» SET PROBLEM:
Copy every row below word for word, but leave the pictures out of your answer.

### DATA EXCERPTS ###

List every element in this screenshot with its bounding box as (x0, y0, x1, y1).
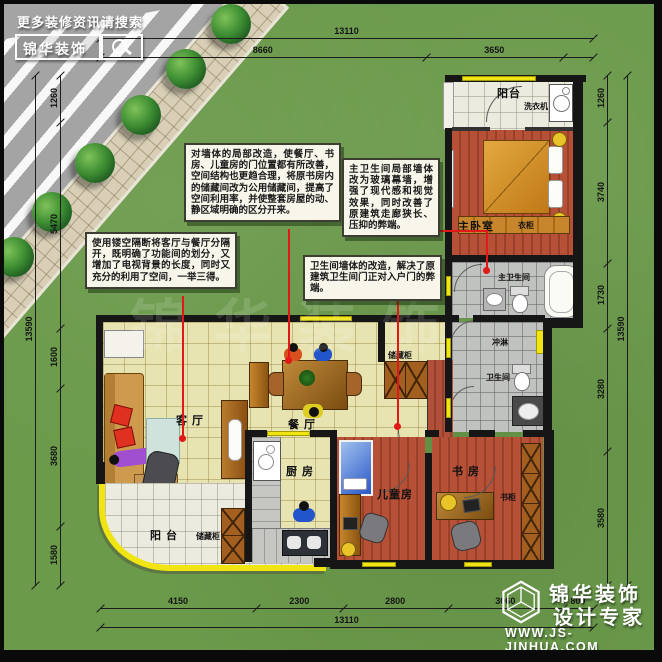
dim-label: 3650 (426, 45, 563, 55)
tv-wall (221, 400, 248, 479)
balcony-cabinet (221, 535, 245, 564)
dim-label: 13590 (24, 309, 34, 349)
bookcase-cell (521, 503, 541, 535)
tree (121, 95, 161, 135)
search-button[interactable] (101, 34, 143, 60)
header-brand: 锦华装饰 (23, 39, 87, 59)
wall (310, 430, 337, 437)
bed (483, 140, 550, 214)
wall (573, 78, 583, 328)
leader-line (288, 229, 290, 360)
room-label-bookcase: 书柜 (500, 492, 516, 503)
dim-label: 3580 (596, 498, 606, 538)
room-label-shower: 冲淋 (492, 337, 508, 348)
dim-line (627, 75, 628, 586)
balcony-cabinet (221, 508, 245, 537)
frame-top (0, 0, 662, 4)
frame-bottom (0, 650, 662, 662)
room-label-storage-balcony: 储藏柜 (196, 531, 220, 542)
room-label-kitchen: 厨 房 (286, 463, 314, 479)
search-icon (112, 39, 127, 54)
dim-tick (31, 582, 39, 590)
bookcase-cell (521, 443, 541, 475)
dim-label: 8660 (100, 45, 426, 55)
fridge (253, 441, 281, 481)
dining-chair (268, 372, 284, 396)
room-label-washer: 洗衣机 (524, 101, 548, 112)
search-icon-handle (124, 48, 132, 55)
wall (445, 255, 583, 262)
dim-label: 3740 (596, 172, 606, 212)
kitchen-sink (282, 530, 328, 556)
dim-label: 4150 (100, 596, 256, 606)
dim-label: 13590 (616, 309, 626, 349)
kids-stool (341, 542, 356, 557)
leader-dot (179, 435, 186, 442)
dim-label: 1260 (49, 78, 59, 118)
dining-chair (346, 372, 362, 396)
wall (544, 430, 554, 567)
room-label-bath: 卫生间 (486, 372, 510, 383)
window-kids (362, 562, 396, 567)
dim-line (100, 57, 593, 58)
sideboard (249, 362, 269, 408)
nightstand (552, 132, 567, 147)
dim-label: 13110 (100, 26, 593, 36)
leader-dot (483, 267, 490, 274)
wall (245, 430, 267, 437)
annotation-box-3: 主卫生间局部墙体改为玻璃幕墙，增强了现代感和视觉效果，同时改善了原建筑走廊狭长、… (342, 158, 440, 237)
storage-cabinet (384, 361, 407, 399)
dim-label: 3680 (49, 436, 59, 476)
kitchen-slider (267, 431, 310, 436)
wall (473, 315, 545, 322)
leader-dot (394, 423, 401, 430)
person-kitchen (293, 508, 315, 522)
dim-tick (56, 582, 64, 590)
table-plant (299, 370, 315, 386)
storage-cabinet (405, 361, 428, 399)
wall (445, 128, 452, 262)
room-label-master-bedroom: 主卧室 (458, 218, 494, 234)
room-label-study: 书 房 (452, 463, 480, 479)
dim-line (35, 75, 36, 586)
header-tagline: 更多装修资讯请搜索 (17, 12, 143, 31)
leader-line (436, 230, 487, 232)
leader-dot (285, 357, 292, 364)
dim-line (60, 75, 61, 586)
toilet (514, 372, 530, 391)
bookcase-cell (521, 473, 541, 505)
door-panel (446, 398, 451, 418)
pillow (548, 180, 563, 208)
room-label-master-bath: 主卫生间 (498, 272, 530, 283)
window-balcony-top (462, 76, 536, 81)
dining-table (282, 360, 348, 410)
room-label-kids: 儿童房 (377, 486, 413, 502)
ledge (443, 82, 454, 130)
leader-line (486, 230, 488, 270)
room-label-balcony-top: 阳台 (497, 85, 521, 101)
annotation-box-1: 对墙体的局部改造，使餐厅、书房、儿童房的门位置都有所改善，空间结构也更趋合理，将… (184, 143, 341, 222)
leader-line (397, 297, 399, 426)
wall (469, 430, 495, 437)
wall (425, 430, 439, 437)
wall (425, 453, 432, 562)
sink-pedestal (483, 288, 506, 311)
pillow (548, 146, 563, 174)
tree (166, 49, 206, 89)
wall (96, 322, 103, 470)
pillow-red (113, 426, 136, 449)
dim-label: 1580 (49, 535, 59, 575)
room-label-living: 客 厅 (176, 412, 204, 428)
wall (96, 462, 105, 484)
dim-label: 1260 (596, 78, 606, 118)
study-stool (440, 494, 457, 511)
wall (543, 322, 552, 437)
washing-machine (549, 84, 573, 122)
vanity (512, 396, 544, 426)
kids-bed (339, 440, 373, 496)
tree (75, 143, 115, 183)
room-label-balcony-bottom: 阳 台 (150, 527, 178, 543)
dim-label: 2800 (343, 596, 448, 606)
wall (330, 437, 337, 562)
dim-line (607, 75, 608, 586)
balcony-divider (452, 127, 490, 131)
window-study (464, 562, 492, 567)
leader-line (182, 296, 184, 438)
floor-plan-poster: 1311086603650415023002800306080013110126… (0, 0, 662, 662)
dim-label: 3280 (596, 369, 606, 409)
frame-left (0, 0, 4, 662)
frame-right (654, 0, 662, 662)
wall (245, 437, 252, 562)
toilet (512, 294, 528, 313)
balcony-divider (525, 127, 573, 131)
dim-label: 2300 (256, 596, 342, 606)
brand-box: 锦华装饰 (15, 34, 101, 60)
footer-logo-icon (499, 580, 543, 624)
annotation-box-2: 使用镂空隔断将客厅与餐厅分隔开，既明确了功能间的划分，又增加了电视背景的长度，同… (85, 232, 237, 289)
dim-label: 5470 (49, 204, 59, 244)
dim-line (100, 38, 593, 39)
wall (523, 430, 545, 437)
annotation-box-4: 卫生间墙体的改造，解决了原建筑卫生间门正对入户门的弊端。 (303, 255, 442, 301)
dim-label: 1730 (596, 275, 606, 315)
room-label-wardrobe: 衣柜 (518, 220, 534, 231)
dim-label: 1600 (49, 337, 59, 377)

###

» EXERCISE RESULT:
List every element in this screenshot with its bounding box as (x0, y0, x1, y1).
dim-label: 3650 (426, 45, 563, 55)
tv-wall (221, 400, 248, 479)
balcony-cabinet (221, 535, 245, 564)
dim-label: 13590 (24, 309, 34, 349)
bookcase-cell (521, 503, 541, 535)
tree (121, 95, 161, 135)
search-button[interactable] (101, 34, 143, 60)
header-brand: 锦华装饰 (23, 39, 87, 59)
wall (310, 430, 337, 437)
bed (483, 140, 550, 214)
wall (573, 78, 583, 328)
leader-line (288, 229, 290, 360)
room-label-bookcase: 书柜 (500, 492, 516, 503)
dim-label: 3580 (596, 498, 606, 538)
room-label-shower: 冲淋 (492, 337, 508, 348)
dim-line (627, 75, 628, 586)
balcony-cabinet (221, 508, 245, 537)
frame-top (0, 0, 662, 4)
frame-bottom (0, 650, 662, 662)
room-label-storage-balcony: 储藏柜 (196, 531, 220, 542)
room-label-kitchen: 厨 房 (286, 463, 314, 479)
search-icon (112, 39, 127, 54)
dim-tick (31, 582, 39, 590)
bookcase-cell (521, 443, 541, 475)
dim-label: 8660 (100, 45, 426, 55)
fridge (253, 441, 281, 481)
dining-chair (268, 372, 284, 396)
room-label-washer: 洗衣机 (524, 101, 548, 112)
search-icon-handle (124, 48, 132, 55)
wall (445, 255, 583, 262)
dim-label: 3740 (596, 172, 606, 212)
kitchen-sink (282, 530, 328, 556)
dim-label: 4150 (100, 596, 256, 606)
dim-label: 13590 (616, 309, 626, 349)
kids-stool (341, 542, 356, 557)
leader-dot (179, 435, 186, 442)
dim-label: 1260 (49, 78, 59, 118)
dining-chair (346, 372, 362, 396)
wall (544, 430, 554, 567)
room-label-bath: 卫生间 (486, 372, 510, 383)
window-kids (362, 562, 396, 567)
dim-line (100, 57, 593, 58)
sideboard (249, 362, 269, 408)
nightstand (552, 132, 567, 147)
dim-label: 13110 (100, 26, 593, 36)
leader-dot (483, 267, 490, 274)
wall (245, 430, 267, 437)
annotation-box-3: 主卫生间局部墙体改为玻璃幕墙，增强了现代感和视觉效果，同时改善了原建筑走廊狭长、… (342, 158, 440, 237)
storage-cabinet (384, 361, 407, 399)
dim-label: 3680 (49, 436, 59, 476)
kitchen-slider (267, 431, 310, 436)
wall (473, 315, 545, 322)
leader-dot (394, 423, 401, 430)
person-kitchen (293, 508, 315, 522)
dim-tick (56, 582, 64, 590)
table-plant (299, 370, 315, 386)
storage-cabinet (405, 361, 428, 399)
wall (445, 128, 452, 262)
room-label-master-bedroom: 主卧室 (458, 218, 494, 234)
room-label-study: 书 房 (452, 463, 480, 479)
dim-line (35, 75, 36, 586)
header-tagline: 更多装修资讯请搜索 (17, 12, 143, 31)
leader-line (436, 230, 487, 232)
leader-dot (285, 357, 292, 364)
dim-line (60, 75, 61, 586)
toilet (514, 372, 530, 391)
bookcase-cell (521, 473, 541, 505)
door-panel (446, 398, 451, 418)
pillow (548, 180, 563, 208)
room-label-master-bath: 主卫生间 (498, 272, 530, 283)
window-balcony-top (462, 76, 536, 81)
dining-table (282, 360, 348, 410)
room-label-kids: 儿童房 (377, 486, 413, 502)
ledge (443, 82, 454, 130)
leader-line (486, 230, 488, 270)
room-label-balcony-top: 阳台 (497, 85, 521, 101)
annotation-box-1: 对墙体的局部改造，使餐厅、书房、儿童房的门位置都有所改善，空间结构也更趋合理，将… (184, 143, 341, 222)
leader-line (397, 297, 399, 426)
wall (469, 430, 495, 437)
wall (425, 430, 439, 437)
wall (425, 453, 432, 562)
sink-pedestal (483, 288, 506, 311)
pillow (548, 146, 563, 174)
tree (166, 49, 206, 89)
wall (96, 322, 103, 470)
pillow-red (113, 426, 136, 449)
dim-label: 1580 (49, 535, 59, 575)
room-label-living: 客 厅 (176, 412, 204, 428)
wall (96, 462, 105, 484)
dim-label: 1260 (596, 78, 606, 118)
study-stool (440, 494, 457, 511)
wall (543, 322, 552, 437)
washing-machine (549, 84, 573, 122)
vanity (512, 396, 544, 426)
kids-bed (339, 440, 373, 496)
tree (75, 143, 115, 183)
room-label-balcony-bottom: 阳 台 (150, 527, 178, 543)
dim-label: 2800 (343, 596, 448, 606)
wall (330, 437, 337, 562)
dim-line (607, 75, 608, 586)
balcony-divider (452, 127, 490, 131)
window-study (464, 562, 492, 567)
leader-line (182, 296, 184, 438)
floor-plan-poster: 1311086603650415023002800306080013110126… (0, 0, 662, 662)
dim-label: 3280 (596, 369, 606, 409)
frame-left (0, 0, 4, 662)
frame-right (654, 0, 662, 662)
wall (245, 437, 252, 562)
toilet (512, 294, 528, 313)
balcony-divider (525, 127, 573, 131)
dim-label: 2300 (256, 596, 342, 606)
brand-box: 锦华装饰 (15, 34, 101, 60)
footer-logo-icon (499, 580, 543, 624)
annotation-box-2: 使用镂空隔断将客厅与餐厅分隔开，既明确了功能间的划分，又增加了电视背景的长度，同… (85, 232, 237, 289)
dim-label: 5470 (49, 204, 59, 244)
dim-line (100, 38, 593, 39)
wall (523, 430, 545, 437)
annotation-box-4: 卫生间墙体的改造，解决了原建筑卫生间门正对入户门的弊端。 (303, 255, 442, 301)
dim-label: 1730 (596, 275, 606, 315)
room-label-wardrobe: 衣柜 (518, 220, 534, 231)
dim-label: 1600 (49, 337, 59, 377)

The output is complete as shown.